The request: All of the data must be printed exactly; please include every line.

====== Records shown

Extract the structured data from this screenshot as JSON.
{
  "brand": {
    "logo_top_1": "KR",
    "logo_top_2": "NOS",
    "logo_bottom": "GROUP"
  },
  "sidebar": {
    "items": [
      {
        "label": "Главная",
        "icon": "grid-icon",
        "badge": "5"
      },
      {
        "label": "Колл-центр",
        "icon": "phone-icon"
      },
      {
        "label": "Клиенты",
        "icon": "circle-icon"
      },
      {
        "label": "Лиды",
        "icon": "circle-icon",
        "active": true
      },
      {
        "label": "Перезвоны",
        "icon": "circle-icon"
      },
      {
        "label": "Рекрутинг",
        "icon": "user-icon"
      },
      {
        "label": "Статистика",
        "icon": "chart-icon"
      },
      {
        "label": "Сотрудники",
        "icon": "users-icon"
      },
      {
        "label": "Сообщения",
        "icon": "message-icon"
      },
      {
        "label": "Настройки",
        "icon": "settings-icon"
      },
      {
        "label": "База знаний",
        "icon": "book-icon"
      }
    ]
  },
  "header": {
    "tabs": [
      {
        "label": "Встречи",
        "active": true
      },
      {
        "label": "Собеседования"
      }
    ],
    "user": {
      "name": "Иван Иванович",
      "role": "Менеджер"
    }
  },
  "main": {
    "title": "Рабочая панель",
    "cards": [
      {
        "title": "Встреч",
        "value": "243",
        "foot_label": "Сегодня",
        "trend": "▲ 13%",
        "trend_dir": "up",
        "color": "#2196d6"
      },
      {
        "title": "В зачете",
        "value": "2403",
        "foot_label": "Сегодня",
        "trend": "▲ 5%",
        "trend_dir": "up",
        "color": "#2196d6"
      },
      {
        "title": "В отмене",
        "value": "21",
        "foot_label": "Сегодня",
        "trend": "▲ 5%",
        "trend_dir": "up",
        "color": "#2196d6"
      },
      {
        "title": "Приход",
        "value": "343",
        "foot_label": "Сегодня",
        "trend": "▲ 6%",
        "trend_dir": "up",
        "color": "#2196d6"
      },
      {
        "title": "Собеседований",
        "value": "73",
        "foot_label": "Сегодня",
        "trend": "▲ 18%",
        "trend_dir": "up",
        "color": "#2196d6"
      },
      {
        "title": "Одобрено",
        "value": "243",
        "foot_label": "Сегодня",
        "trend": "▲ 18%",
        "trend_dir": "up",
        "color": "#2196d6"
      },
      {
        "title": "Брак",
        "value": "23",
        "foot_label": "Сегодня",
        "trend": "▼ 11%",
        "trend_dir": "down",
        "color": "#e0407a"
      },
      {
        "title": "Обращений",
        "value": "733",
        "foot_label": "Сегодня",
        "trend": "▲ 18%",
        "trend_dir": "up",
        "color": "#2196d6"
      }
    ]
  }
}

============

Solution for this exercise:
Extract the structured data from this screenshot as JSON.
{
  "brand": {
    "logo_top_1": "KR",
    "logo_top_2": "NOS",
    "logo_bottom": "GROUP"
  },
  "sidebar": {
    "items": [
      {
        "label": "Главная",
        "icon": "grid-icon",
        "badge": "5"
      },
      {
        "label": "Колл-центр",
        "icon": "phone-icon"
      },
      {
        "label": "Клиенты",
        "icon": "circle-icon"
      },
      {
        "label": "Лиды",
        "icon": "circle-icon",
        "active": true
      },
      {
        "label": "Перезвоны",
        "icon": "circle-icon"
      },
      {
        "label": "Рекрутинг",
        "icon": "user-icon"
      },
      {
        "label": "Статистика",
        "icon": "chart-icon"
      },
      {
        "label": "Сотрудники",
        "icon": "users-icon"
      },
      {
        "label": "Сообщения",
        "icon": "message-icon"
      },
      {
        "label": "Настройки",
        "icon": "settings-icon"
      },
      {
        "label": "База знаний",
        "icon": "book-icon"
      }
    ]
  },
  "header": {
    "tabs": [
      {
        "label": "Встречи",
        "active": true
      },
      {
        "label": "Собеседования"
      }
    ],
    "user": {
      "name": "Иван Иванович",
      "role": "Менеджер"
    }
  },
  "main": {
    "title": "Рабочая панель",
    "cards": [
      {
        "title": "Встреч",
        "value": "243",
        "foot_label": "Сегодня",
        "trend": "▲ 13%",
        "trend_dir": "up",
        "color": "#2196d6"
      },
      {
        "title": "В зачете",
        "value": "2403",
        "foot_label": "Сегодня",
        "trend": "▲ 5%",
        "trend_dir": "up",
        "color": "#2196d6"
      },
      {
        "title": "В отмене",
        "value": "21",
        "foot_label": "Сегодня",
        "trend": "▲ 5%",
        "trend_dir": "up",
        "color": "#2196d6"
      },
      {
        "title": "Приход",
        "value": "343",
        "foot_label": "Сегодня",
        "trend": "▲ 6%",
        "trend_dir": "up",
        "color": "#2196d6"
      },
      {
        "title": "Собеседований",
        "value": "73",
        "foot_label": "Сегодня",
        "trend": "▲ 18%",
        "trend_dir": "up",
        "color": "#2196d6"
      },
      {
        "title": "Одобрено",
        "value": "243",
        "foot_label": "Сегодня",
        "trend": "▲ 18%",
        "trend_dir": "up",
        "color": "#2196d6"
      },
      {
        "title": "Брак",
        "value": "23",
        "foot_label": "Сегодня",
        "trend": "▼ 11%",
        "trend_dir": "down",
        "color": "#e0407a"
      },
      {
        "title": "Обращений",
        "value": "733",
        "foot_label": "Сегодня",
        "trend": "▲ 18%",
        "trend_dir": "up",
        "color": "#2196d6"
      }
    ]
  }
}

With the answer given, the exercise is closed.